The exercise ->
Leave out the pictures and copy each record below exactly.
— Start —
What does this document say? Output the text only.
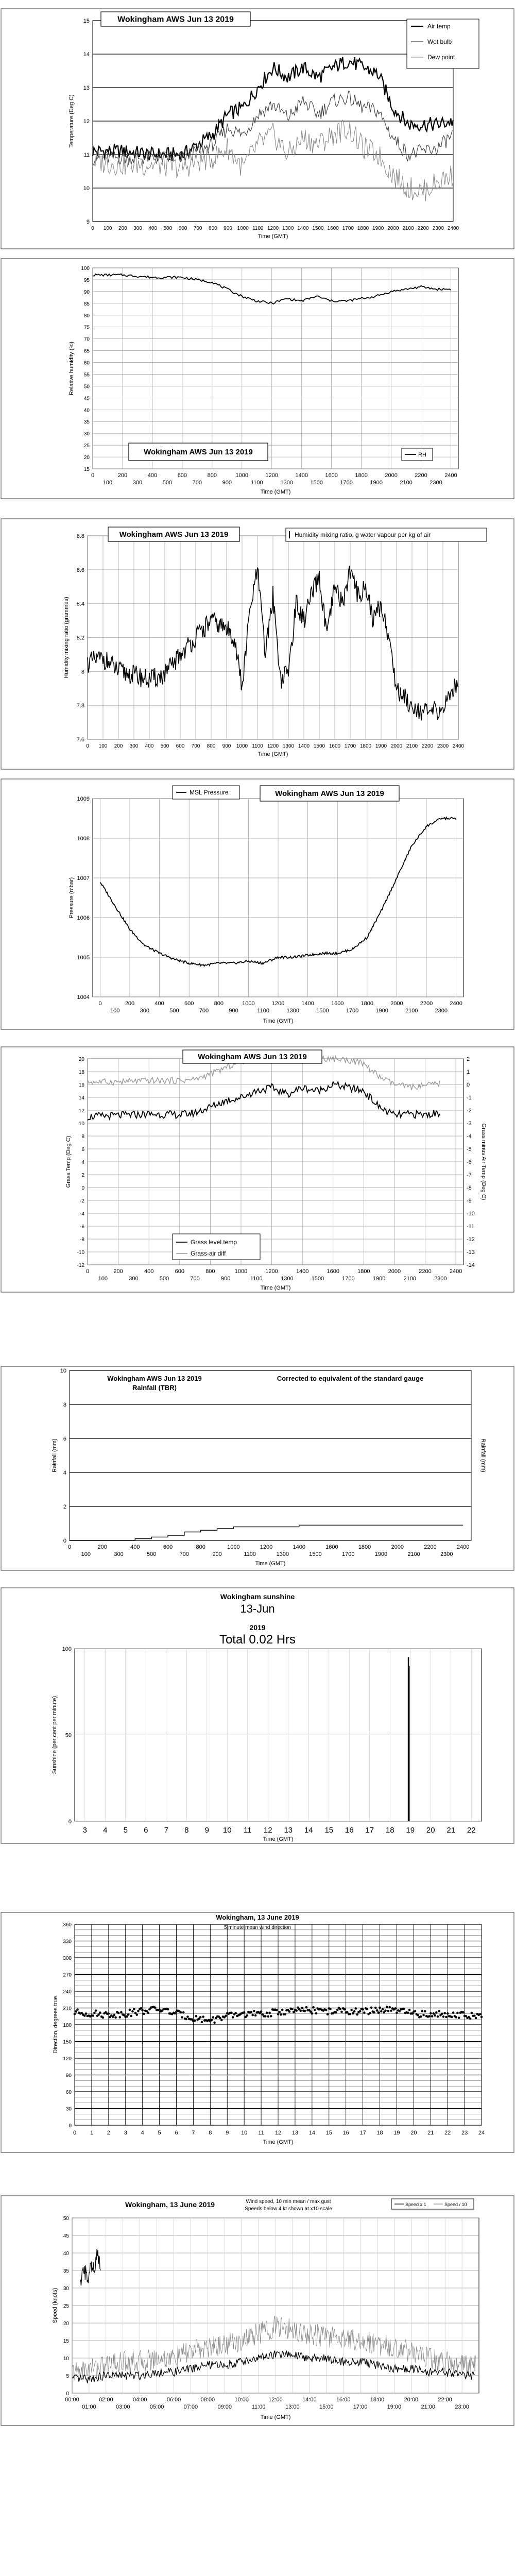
9
10
11
12
13
14
15
0 100 200 300 400 500 600 700 800 900 1000 1100 1200 1300 1400 1500 1600 1700 1800 1900 2000 2100 2200 2300 2400
Time (GMT)
Temperature (Deg C)
Wokingham AWS Jun 13 2019
Air temp
Wet bulb
Dew point
15
20
25
30
35
40
45
50
55
60
65
70
75
80
85
90
95
100
0	200	400	600	800	1000	1200	1400	1600	1800	2000	2200	2400
100	300	500	700	900	1100	1300	1500	1700	1900	2100	2300
Time (GMT)
Relative humidity (%)
Wokingham AWS Jun 13 2019	RH
7.6
7.8
8
8.2
8.4
8.6
8.8
0 100 200 300 400 500 600 700 800 900 1000 1100 1200 1300 1400 1500 1600 1700 1800 1900 2000 2100 2200 2300 2400
Time (GMT)
Humidity mixing ratio (grammes)
Wokingham AWS Jun 13 2019	Humidity mixing ratio, g water vapour per kg of air
1004
1005
1006
1007
1008
1009
0	200	400	600	800	1000	1200	1400	1600	1800	2000	2200	2400
100	300	500	700	900	1100	1300	1500	1700	1900	2100	2300
Time (GMT)
Pressure (mbar)
MSL Pressure	Wokingham AWS Jun 13 2019
-12
-10
-8
-6
-4
-2
0
2
4
6
8
10
12
14
16
18
20
-14
-13
-12
-11
-10
-9
-8
-7
-6
-5
-4
-3
-2
-1
0
1
2
0	200	400	600	800	1000	1200	1400	1600	1800	2000	2200	2400
100	300	500	700	900	1100	1300	1500	1700	1900	2100	2300
Time (GMT)
Grass Temp (Deg C)	Grass minus Air Temp (Deg C)
Wokingham AWS Jun 13 2019
Grass level temp
Grass-air diff
0
2
4
6
8
10
0	200	400	600	800	1000	1200	1400	1600	1800	2000	2200	2400
100	300	500	700	900	1100	1300	1500	1700	1900	2100	2300
Time (GMT)
Rainfall (mm)	Rainfall (mm)
Wokingham AWS Jun 13 2019
Rainfall (TBR)
Corrected to equivalent of the standard gauge
0
50
100
3 4 5 6 7 8 9 10 11 12 13 14 15 16 17 18 19 20 21 22
Time (GMT)
Sunshine (per cent per minute)
Wokingham sunshine
13-Jun
2019
Total 0.02 Hrs
0
30
60
90
120
150
180
210
240
270
300
330
360
0 1 2 3 4 5 6 7 8 9 10 11 12 13 14 15 16 17 18 19 20 21 22 23 24
Time (GMT)
Direction, degrees true
Wokingham, 13 June 2019
5 minute mean wind direction
0
5
10
15
20
25
30
35
40
45
50
00:00	02:00	04:00	06:00	08:00	10:00	12:00	14:00	16:00	18:00	20:00	22:00
01:00	03:00	05:00	07:00	09:00	11:00	13:00	15:00	17:00	19:00	21:00	23:00
Time (GMT)
Speed (knots)
Wokingham, 13 June 2019	Wind speed, 10 min mean / max gust
Speeds below 4 kt shown at x10 scale
Speed x 1	Speed / 10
— End —
Task output ->
What does this document say? Output the text only.
9
10
11
12
13
14
15
0 100 200 300 400 500 600 700 800 900 1000 1100 1200 1300 1400 1500 1600 1700 1800 1900 2000 2100 2200 2300 2400
Time (GMT)
Temperature (Deg C)
Wokingham AWS Jun 13 2019
Air temp
Wet bulb
Dew point
15
20
25
30
35
40
45
50
55
60
65
70
75
80
85
90
95
100
0	200	400	600	800	1000	1200	1400	1600	1800	2000	2200	2400
100	300	500	700	900	1100	1300	1500	1700	1900	2100	2300
Time (GMT)
Relative humidity (%)
Wokingham AWS Jun 13 2019	RH
7.6
7.8
8
8.2
8.4
8.6
8.8
0 100 200 300 400 500 600 700 800 900 1000 1100 1200 1300 1400 1500 1600 1700 1800 1900 2000 2100 2200 2300 2400
Time (GMT)
Humidity mixing ratio (grammes)
Wokingham AWS Jun 13 2019	Humidity mixing ratio, g water vapour per kg of air
1004
1005
1006
1007
1008
1009
0	200	400	600	800	1000	1200	1400	1600	1800	2000	2200	2400
100	300	500	700	900	1100	1300	1500	1700	1900	2100	2300
Time (GMT)
Pressure (mbar)
MSL Pressure	Wokingham AWS Jun 13 2019
-12
-10
-8
-6
-4
-2
0
2
4
6
8
10
12
14
16
18
20
-14
-13
-12
-11
-10
-9
-8
-7
-6
-5
-4
-3
-2
-1
0
1
2
0	200	400	600	800	1000	1200	1400	1600	1800	2000	2200	2400
100	300	500	700	900	1100	1300	1500	1700	1900	2100	2300
Time (GMT)
Grass Temp (Deg C)	Grass minus Air Temp (Deg C)
Wokingham AWS Jun 13 2019
Grass level temp
Grass-air diff
0
2
4
6
8
10
0	200	400	600	800	1000	1200	1400	1600	1800	2000	2200	2400
100	300	500	700	900	1100	1300	1500	1700	1900	2100	2300
Time (GMT)
Rainfall (mm)	Rainfall (mm)
Wokingham AWS Jun 13 2019
Rainfall (TBR)
Corrected to equivalent of the standard gauge
0
50
100
3 4 5 6 7 8 9 10 11 12 13 14 15 16 17 18 19 20 21 22
Time (GMT)
Sunshine (per cent per minute)
Wokingham sunshine
13-Jun
2019
Total 0.02 Hrs
0
30
60
90
120
150
180
210
240
270
300
330
360
0 1 2 3 4 5 6 7 8 9 10 11 12 13 14 15 16 17 18 19 20 21 22 23 24
Time (GMT)
Direction, degrees true
Wokingham, 13 June 2019
5 minute mean wind direction
0
5
10
15
20
25
30
35
40
45
50
00:00	02:00	04:00	06:00	08:00	10:00	12:00	14:00	16:00	18:00	20:00	22:00
01:00	03:00	05:00	07:00	09:00	11:00	13:00	15:00	17:00	19:00	21:00	23:00
Time (GMT)
Speed (knots)
Wokingham, 13 June 2019	Wind speed, 10 min mean / max gust
Speeds below 4 kt shown at x10 scale
Speed x 1	Speed / 10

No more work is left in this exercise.